── GIVEN INFORMATION

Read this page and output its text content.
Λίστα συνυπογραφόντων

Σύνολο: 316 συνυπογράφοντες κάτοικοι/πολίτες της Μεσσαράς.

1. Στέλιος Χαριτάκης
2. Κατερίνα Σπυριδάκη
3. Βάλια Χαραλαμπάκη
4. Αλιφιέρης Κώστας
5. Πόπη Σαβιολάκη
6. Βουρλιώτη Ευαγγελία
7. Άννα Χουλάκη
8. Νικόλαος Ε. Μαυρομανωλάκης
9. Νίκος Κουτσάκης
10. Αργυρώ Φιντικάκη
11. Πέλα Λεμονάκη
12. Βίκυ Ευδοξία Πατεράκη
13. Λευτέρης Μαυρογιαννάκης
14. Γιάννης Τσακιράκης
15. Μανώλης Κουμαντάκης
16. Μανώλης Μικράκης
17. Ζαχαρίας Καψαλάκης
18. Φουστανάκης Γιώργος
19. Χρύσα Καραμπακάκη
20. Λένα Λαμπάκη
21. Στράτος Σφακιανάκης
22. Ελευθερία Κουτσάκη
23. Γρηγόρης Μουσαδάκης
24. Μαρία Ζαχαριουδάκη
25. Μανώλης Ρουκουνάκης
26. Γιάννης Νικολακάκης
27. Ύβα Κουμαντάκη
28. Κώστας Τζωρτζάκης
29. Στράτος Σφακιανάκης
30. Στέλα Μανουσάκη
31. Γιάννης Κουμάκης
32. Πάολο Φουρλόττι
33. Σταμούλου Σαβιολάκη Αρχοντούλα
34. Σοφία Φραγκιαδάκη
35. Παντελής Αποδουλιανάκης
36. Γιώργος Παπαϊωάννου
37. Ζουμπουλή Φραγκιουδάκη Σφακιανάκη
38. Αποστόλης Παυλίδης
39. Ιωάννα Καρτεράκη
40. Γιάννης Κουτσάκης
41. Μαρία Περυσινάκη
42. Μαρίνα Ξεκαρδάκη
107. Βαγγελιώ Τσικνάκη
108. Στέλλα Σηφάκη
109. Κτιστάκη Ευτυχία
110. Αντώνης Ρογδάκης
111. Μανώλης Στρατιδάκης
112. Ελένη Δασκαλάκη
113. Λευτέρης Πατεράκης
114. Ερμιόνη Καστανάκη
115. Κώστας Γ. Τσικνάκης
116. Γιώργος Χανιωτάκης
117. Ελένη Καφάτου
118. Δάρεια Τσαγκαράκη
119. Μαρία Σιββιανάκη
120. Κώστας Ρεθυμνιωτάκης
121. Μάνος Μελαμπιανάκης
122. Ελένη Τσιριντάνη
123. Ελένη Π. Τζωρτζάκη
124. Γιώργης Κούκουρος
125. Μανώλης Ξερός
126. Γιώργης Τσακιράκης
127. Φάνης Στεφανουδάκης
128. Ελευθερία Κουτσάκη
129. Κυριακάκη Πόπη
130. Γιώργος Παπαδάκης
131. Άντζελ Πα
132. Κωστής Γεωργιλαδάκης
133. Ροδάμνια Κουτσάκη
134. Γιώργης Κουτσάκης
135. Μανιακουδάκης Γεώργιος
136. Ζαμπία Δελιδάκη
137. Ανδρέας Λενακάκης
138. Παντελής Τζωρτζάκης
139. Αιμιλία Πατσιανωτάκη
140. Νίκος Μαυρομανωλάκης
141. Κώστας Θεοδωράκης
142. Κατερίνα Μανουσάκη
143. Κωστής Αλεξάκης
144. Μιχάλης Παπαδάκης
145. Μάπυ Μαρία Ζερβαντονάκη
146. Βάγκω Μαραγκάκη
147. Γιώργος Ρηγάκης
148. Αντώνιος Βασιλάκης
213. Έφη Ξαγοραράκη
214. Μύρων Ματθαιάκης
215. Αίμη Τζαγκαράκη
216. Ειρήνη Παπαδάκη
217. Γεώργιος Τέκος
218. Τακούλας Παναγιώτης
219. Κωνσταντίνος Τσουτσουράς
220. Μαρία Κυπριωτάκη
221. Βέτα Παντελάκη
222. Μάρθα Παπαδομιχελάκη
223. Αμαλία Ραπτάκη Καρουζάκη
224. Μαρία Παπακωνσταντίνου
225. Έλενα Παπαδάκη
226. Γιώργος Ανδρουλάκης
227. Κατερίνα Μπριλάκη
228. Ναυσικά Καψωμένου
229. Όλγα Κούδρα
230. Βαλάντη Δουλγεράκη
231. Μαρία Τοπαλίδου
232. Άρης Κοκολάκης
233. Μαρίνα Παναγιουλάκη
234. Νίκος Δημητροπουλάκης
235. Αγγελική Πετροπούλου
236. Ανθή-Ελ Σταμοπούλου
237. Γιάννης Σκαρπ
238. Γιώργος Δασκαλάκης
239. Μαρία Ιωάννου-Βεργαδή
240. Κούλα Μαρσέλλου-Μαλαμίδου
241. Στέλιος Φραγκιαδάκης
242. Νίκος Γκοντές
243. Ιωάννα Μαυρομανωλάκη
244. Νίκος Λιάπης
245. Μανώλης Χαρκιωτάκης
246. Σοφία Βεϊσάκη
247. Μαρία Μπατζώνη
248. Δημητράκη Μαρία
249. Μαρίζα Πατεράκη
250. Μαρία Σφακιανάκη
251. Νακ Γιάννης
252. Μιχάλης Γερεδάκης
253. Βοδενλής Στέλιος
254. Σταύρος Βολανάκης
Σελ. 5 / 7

────

Gather up every line in the data above that contains the word "Τσακιράκης", copying each one.

14. Γιάννης Τσακιράκης
126. Γιώργης Τσακιράκης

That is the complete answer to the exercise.